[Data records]
(begin)
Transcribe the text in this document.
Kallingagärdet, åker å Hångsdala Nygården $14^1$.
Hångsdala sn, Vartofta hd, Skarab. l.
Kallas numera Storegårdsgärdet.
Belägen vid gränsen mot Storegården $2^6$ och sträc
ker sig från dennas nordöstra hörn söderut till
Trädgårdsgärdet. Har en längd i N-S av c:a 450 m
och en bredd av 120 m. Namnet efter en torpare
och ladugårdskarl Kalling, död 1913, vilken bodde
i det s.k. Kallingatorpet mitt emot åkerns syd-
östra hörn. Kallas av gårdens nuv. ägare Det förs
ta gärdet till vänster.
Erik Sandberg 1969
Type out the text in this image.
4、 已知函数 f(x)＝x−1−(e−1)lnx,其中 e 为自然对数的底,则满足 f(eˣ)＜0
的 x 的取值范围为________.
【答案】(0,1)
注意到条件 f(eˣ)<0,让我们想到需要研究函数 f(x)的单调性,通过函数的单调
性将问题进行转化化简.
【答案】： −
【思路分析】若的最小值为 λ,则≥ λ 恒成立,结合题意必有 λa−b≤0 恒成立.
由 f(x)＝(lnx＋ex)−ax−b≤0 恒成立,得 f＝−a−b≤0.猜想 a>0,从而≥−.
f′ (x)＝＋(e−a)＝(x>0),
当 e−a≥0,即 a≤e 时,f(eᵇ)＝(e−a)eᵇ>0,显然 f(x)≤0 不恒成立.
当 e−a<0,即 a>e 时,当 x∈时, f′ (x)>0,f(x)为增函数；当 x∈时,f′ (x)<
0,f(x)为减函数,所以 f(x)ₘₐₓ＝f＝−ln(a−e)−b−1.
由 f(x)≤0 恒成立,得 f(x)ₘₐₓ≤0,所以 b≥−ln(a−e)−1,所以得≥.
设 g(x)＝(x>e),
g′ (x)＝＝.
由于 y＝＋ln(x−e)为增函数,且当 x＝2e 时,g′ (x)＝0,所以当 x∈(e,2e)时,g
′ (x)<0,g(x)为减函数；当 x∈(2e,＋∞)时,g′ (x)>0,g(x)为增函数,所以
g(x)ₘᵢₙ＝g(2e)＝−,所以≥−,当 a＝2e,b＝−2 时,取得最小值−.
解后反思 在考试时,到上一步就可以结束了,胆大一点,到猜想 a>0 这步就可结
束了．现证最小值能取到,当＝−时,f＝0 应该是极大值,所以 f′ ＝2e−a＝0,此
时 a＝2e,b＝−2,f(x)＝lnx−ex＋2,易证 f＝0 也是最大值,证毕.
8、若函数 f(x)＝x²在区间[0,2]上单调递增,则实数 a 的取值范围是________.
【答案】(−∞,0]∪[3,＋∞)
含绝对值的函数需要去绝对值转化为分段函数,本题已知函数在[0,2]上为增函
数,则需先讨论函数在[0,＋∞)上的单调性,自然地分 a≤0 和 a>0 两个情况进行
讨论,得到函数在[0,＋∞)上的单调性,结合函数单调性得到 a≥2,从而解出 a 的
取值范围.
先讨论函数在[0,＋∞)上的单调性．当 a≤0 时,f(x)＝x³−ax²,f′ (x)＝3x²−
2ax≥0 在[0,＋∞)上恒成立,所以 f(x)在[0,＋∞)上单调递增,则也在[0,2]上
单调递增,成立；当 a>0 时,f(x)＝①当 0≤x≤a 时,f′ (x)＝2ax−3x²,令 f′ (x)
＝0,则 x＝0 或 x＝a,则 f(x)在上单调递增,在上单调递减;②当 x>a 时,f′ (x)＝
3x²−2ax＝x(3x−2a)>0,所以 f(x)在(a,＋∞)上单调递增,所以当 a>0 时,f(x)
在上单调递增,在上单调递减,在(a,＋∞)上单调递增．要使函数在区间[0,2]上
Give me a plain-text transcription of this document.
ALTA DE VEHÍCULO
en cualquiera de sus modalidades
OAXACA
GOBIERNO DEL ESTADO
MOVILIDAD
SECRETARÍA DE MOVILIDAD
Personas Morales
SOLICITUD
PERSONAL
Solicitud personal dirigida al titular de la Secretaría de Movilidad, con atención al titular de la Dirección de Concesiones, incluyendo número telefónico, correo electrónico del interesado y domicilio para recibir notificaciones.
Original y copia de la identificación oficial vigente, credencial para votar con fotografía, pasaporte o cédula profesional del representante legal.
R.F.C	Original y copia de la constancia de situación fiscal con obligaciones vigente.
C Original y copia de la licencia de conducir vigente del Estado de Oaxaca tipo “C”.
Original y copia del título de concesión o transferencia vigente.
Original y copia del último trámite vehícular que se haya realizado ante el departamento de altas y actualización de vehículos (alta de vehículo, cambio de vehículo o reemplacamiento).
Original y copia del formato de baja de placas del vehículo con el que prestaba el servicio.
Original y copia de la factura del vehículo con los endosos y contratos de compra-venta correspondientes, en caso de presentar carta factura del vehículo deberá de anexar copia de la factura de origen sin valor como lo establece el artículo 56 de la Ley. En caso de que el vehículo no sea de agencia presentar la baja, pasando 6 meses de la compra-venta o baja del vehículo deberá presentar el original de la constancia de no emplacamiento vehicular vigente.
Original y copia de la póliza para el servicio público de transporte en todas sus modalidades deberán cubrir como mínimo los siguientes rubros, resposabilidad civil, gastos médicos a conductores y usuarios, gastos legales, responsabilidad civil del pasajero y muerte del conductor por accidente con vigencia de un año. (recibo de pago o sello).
(end)
# Exercise goal:
Every line above should be printed again exactly as it stands.

# Result for this exercise:
Transcribe the text in this document.
Kallingagärdet, åker å Hångsdala Nygården $14^1$.
Hångsdala sn, Vartofta hd, Skarab. l.
Kallas numera Storegårdsgärdet.
Belägen vid gränsen mot Storegården $2^6$ och sträc
ker sig från dennas nordöstra hörn söderut till
Trädgårdsgärdet. Har en längd i N-S av c:a 450 m
och en bredd av 120 m. Namnet efter en torpare
och ladugårdskarl Kalling, död 1913, vilken bodde
i det s.k. Kallingatorpet mitt emot åkerns syd-
östra hörn. Kallas av gårdens nuv. ägare Det förs
ta gärdet till vänster.
Erik Sandberg 1969
Type out the text in this image.
4、 已知函数 f(x)＝x−1−(e−1)lnx,其中 e 为自然对数的底,则满足 f(eˣ)＜0
的 x 的取值范围为________.
【答案】(0,1)
注意到条件 f(eˣ)<0,让我们想到需要研究函数 f(x)的单调性,通过函数的单调
性将问题进行转化化简.
【答案】： −
【思路分析】若的最小值为 λ,则≥ λ 恒成立,结合题意必有 λa−b≤0 恒成立.
由 f(x)＝(lnx＋ex)−ax−b≤0 恒成立,得 f＝−a−b≤0.猜想 a>0,从而≥−.
f′ (x)＝＋(e−a)＝(x>0),
当 e−a≥0,即 a≤e 时,f(eᵇ)＝(e−a)eᵇ>0,显然 f(x)≤0 不恒成立.
当 e−a<0,即 a>e 时,当 x∈时, f′ (x)>0,f(x)为增函数；当 x∈时,f′ (x)<
0,f(x)为减函数,所以 f(x)ₘₐₓ＝f＝−ln(a−e)−b−1.
由 f(x)≤0 恒成立,得 f(x)ₘₐₓ≤0,所以 b≥−ln(a−e)−1,所以得≥.
设 g(x)＝(x>e),
g′ (x)＝＝.
由于 y＝＋ln(x−e)为增函数,且当 x＝2e 时,g′ (x)＝0,所以当 x∈(e,2e)时,g
′ (x)<0,g(x)为减函数；当 x∈(2e,＋∞)时,g′ (x)>0,g(x)为增函数,所以
g(x)ₘᵢₙ＝g(2e)＝−,所以≥−,当 a＝2e,b＝−2 时,取得最小值−.
解后反思 在考试时,到上一步就可以结束了,胆大一点,到猜想 a>0 这步就可结
束了．现证最小值能取到,当＝−时,f＝0 应该是极大值,所以 f′ ＝2e−a＝0,此
时 a＝2e,b＝−2,f(x)＝lnx−ex＋2,易证 f＝0 也是最大值,证毕.
8、若函数 f(x)＝x²在区间[0,2]上单调递增,则实数 a 的取值范围是________.
【答案】(−∞,0]∪[3,＋∞)
含绝对值的函数需要去绝对值转化为分段函数,本题已知函数在[0,2]上为增函
数,则需先讨论函数在[0,＋∞)上的单调性,自然地分 a≤0 和 a>0 两个情况进行
讨论,得到函数在[0,＋∞)上的单调性,结合函数单调性得到 a≥2,从而解出 a 的
取值范围.
先讨论函数在[0,＋∞)上的单调性．当 a≤0 时,f(x)＝x³−ax²,f′ (x)＝3x²−
2ax≥0 在[0,＋∞)上恒成立,所以 f(x)在[0,＋∞)上单调递增,则也在[0,2]上
单调递增,成立；当 a>0 时,f(x)＝①当 0≤x≤a 时,f′ (x)＝2ax−3x²,令 f′ (x)
＝0,则 x＝0 或 x＝a,则 f(x)在上单调递增,在上单调递减;②当 x>a 时,f′ (x)＝
3x²−2ax＝x(3x−2a)>0,所以 f(x)在(a,＋∞)上单调递增,所以当 a>0 时,f(x)
在上单调递增,在上单调递减,在(a,＋∞)上单调递增．要使函数在区间[0,2]上
Give me a plain-text transcription of this document.
ALTA DE VEHÍCULO
en cualquiera de sus modalidades
OAXACA
GOBIERNO DEL ESTADO
MOVILIDAD
SECRETARÍA DE MOVILIDAD
Personas Morales
SOLICITUD
PERSONAL
Solicitud personal dirigida al titular de la Secretaría de Movilidad, con atención al titular de la Dirección de Concesiones, incluyendo número telefónico, correo electrónico del interesado y domicilio para recibir notificaciones.
Original y copia de la identificación oficial vigente, credencial para votar con fotografía, pasaporte o cédula profesional del representante legal.
R.F.C	Original y copia de la constancia de situación fiscal con obligaciones vigente.
C Original y copia de la licencia de conducir vigente del Estado de Oaxaca tipo “C”.
Original y copia del título de concesión o transferencia vigente.
Original y copia del último trámite vehícular que se haya realizado ante el departamento de altas y actualización de vehículos (alta de vehículo, cambio de vehículo o reemplacamiento).
Original y copia del formato de baja de placas del vehículo con el que prestaba el servicio.
Original y copia de la factura del vehículo con los endosos y contratos de compra-venta correspondientes, en caso de presentar carta factura del vehículo deberá de anexar copia de la factura de origen sin valor como lo establece el artículo 56 de la Ley. En caso de que el vehículo no sea de agencia presentar la baja, pasando 6 meses de la compra-venta o baja del vehículo deberá presentar el original de la constancia de no emplacamiento vehicular vigente.
Original y copia de la póliza para el servicio público de transporte en todas sus modalidades deberán cubrir como mínimo los siguientes rubros, resposabilidad civil, gastos médicos a conductores y usuarios, gastos legales, responsabilidad civil del pasajero y muerte del conductor por accidente con vigencia de un año. (recibo de pago o sello).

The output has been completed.